#### What you have to do:
Copy every line of the listing that holds the string "true".

#### Material to process:
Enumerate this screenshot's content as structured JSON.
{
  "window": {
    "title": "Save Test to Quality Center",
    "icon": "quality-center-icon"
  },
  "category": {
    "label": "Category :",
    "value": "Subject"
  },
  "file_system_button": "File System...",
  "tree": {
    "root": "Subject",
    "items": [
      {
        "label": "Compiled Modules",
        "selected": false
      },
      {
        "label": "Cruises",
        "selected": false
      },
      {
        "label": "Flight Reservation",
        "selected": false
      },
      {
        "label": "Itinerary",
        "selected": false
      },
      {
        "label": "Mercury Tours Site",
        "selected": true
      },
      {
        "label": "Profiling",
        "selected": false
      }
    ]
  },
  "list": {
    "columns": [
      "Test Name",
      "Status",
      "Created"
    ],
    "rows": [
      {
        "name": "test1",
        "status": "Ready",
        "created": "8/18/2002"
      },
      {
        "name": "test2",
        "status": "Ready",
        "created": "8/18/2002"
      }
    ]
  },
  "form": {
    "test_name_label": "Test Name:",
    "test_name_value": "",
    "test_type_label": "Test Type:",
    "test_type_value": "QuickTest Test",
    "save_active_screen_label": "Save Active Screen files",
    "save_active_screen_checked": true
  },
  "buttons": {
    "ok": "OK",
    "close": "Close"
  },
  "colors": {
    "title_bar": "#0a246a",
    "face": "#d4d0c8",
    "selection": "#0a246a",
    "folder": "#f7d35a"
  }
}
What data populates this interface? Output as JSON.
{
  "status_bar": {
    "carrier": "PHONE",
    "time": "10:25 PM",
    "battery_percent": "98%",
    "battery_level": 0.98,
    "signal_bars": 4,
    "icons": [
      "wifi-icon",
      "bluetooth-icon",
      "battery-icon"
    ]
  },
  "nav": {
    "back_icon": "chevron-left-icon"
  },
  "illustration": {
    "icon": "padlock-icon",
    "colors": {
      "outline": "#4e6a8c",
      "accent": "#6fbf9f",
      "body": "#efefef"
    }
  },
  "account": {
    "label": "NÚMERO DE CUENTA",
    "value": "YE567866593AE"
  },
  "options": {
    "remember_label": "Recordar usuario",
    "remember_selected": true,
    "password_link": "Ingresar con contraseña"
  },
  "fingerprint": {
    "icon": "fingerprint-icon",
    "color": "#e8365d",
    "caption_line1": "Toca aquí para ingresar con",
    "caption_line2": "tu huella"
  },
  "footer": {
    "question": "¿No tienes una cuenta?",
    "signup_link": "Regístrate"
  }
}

#### Reply:
        "selected": true
    "save_active_screen_checked": true
    "remember_selected": true,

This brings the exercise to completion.